Instructions to follow
Set the data down again, exactly as it reads, but without the pictures.

Given records

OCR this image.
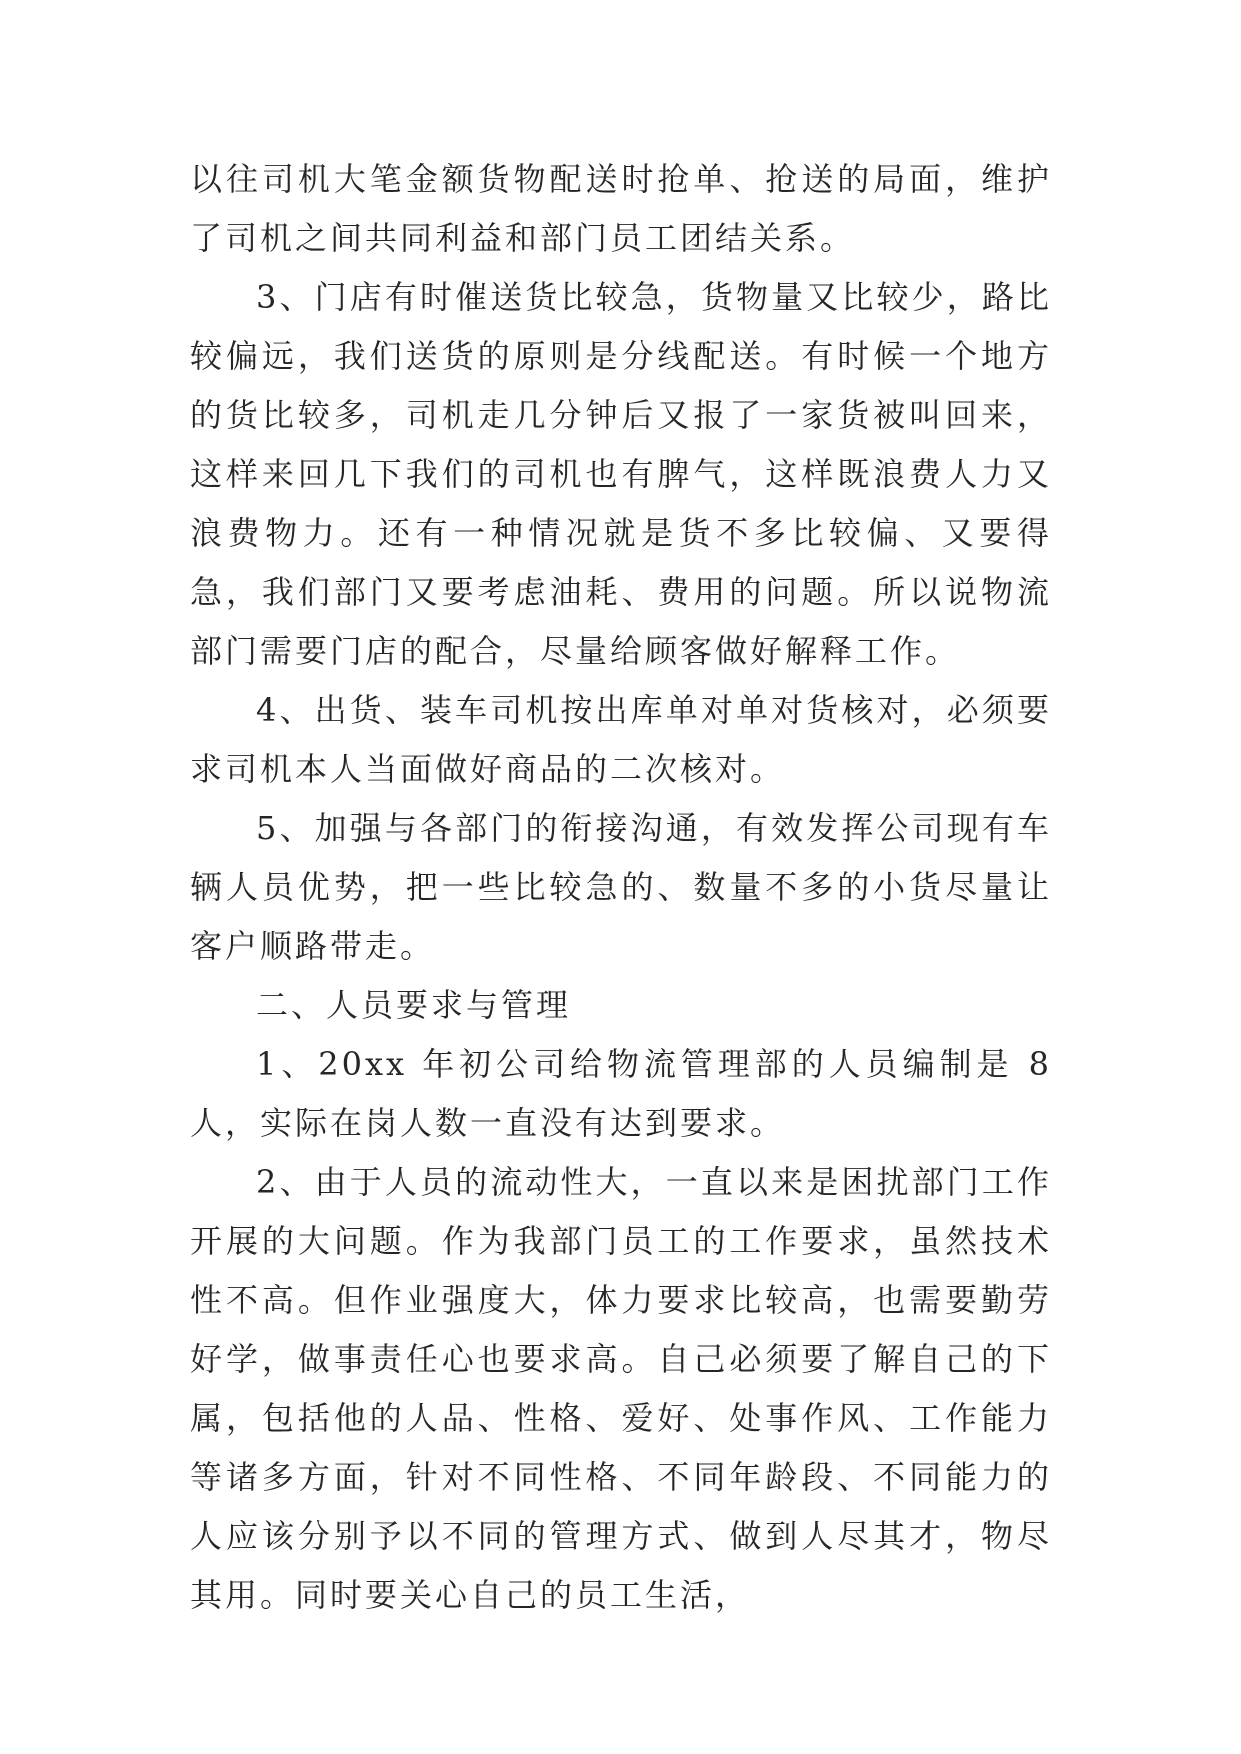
以往司机大笔金额货物配送时抢单、抢送的局面，维护了司机之间共同利益和部门员工团结关系。

3、门店有时催送货比较急，货物量又比较少，路比较偏远，我们送货的原则是分线配送。有时候一个地方的货比较多，司机走几分钟后又报了一家货被叫回来，这样来回几下我们的司机也有脾气，这样既浪费人力又浪费物力。还有一种情况就是货不多比较偏、又要得急，我们部门又要考虑油耗、费用的问题。所以说物流部门需要门店的配合，尽量给顾客做好解释工作。

4、出货、装车司机按出库单对单对货核对，必须要求司机本人当面做好商品的二次核对。

5、加强与各部门的衔接沟通，有效发挥公司现有车辆人员优势，把一些比较急的、数量不多的小货尽量让客户顺路带走。

二、人员要求与管理

1、20xx 年初公司给物流管理部的人员编制是 8 人，实际在岗人数一直没有达到要求。

2、由于人员的流动性大，一直以来是困扰部门工作开展的大问题。作为我部门员工的工作要求，虽然技术性不高。但作业强度大，体力要求比较高，也需要勤劳好学，做事责任心也要求高。自己必须要了解自己的下属，包括他的人品、性格、爱好、处事作风、工作能力等诸多方面，针对不同性格、不同年龄段、不同能力的人应该分别予以不同的管理方式、做到人尽其才，物尽其用。同时要关心自己的员工生活，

Answer below
OCR this image.
以往司机大笔金额货物配送时抢单、抢送的局面，维护了司机之间共同利益和部门员工团结关系。

3、门店有时催送货比较急，货物量又比较少，路比较偏远，我们送货的原则是分线配送。有时候一个地方的货比较多，司机走几分钟后又报了一家货被叫回来，这样来回几下我们的司机也有脾气，这样既浪费人力又浪费物力。还有一种情况就是货不多比较偏、又要得急，我们部门又要考虑油耗、费用的问题。所以说物流部门需要门店的配合，尽量给顾客做好解释工作。

4、出货、装车司机按出库单对单对货核对，必须要求司机本人当面做好商品的二次核对。

5、加强与各部门的衔接沟通，有效发挥公司现有车辆人员优势，把一些比较急的、数量不多的小货尽量让客户顺路带走。

二、人员要求与管理

1、20xx 年初公司给物流管理部的人员编制是 8 人，实际在岗人数一直没有达到要求。

2、由于人员的流动性大，一直以来是困扰部门工作开展的大问题。作为我部门员工的工作要求，虽然技术性不高。但作业强度大，体力要求比较高，也需要勤劳好学，做事责任心也要求高。自己必须要了解自己的下属，包括他的人品、性格、爱好、处事作风、工作能力等诸多方面，针对不同性格、不同年龄段、不同能力的人应该分别予以不同的管理方式、做到人尽其才，物尽其用。同时要关心自己的员工生活，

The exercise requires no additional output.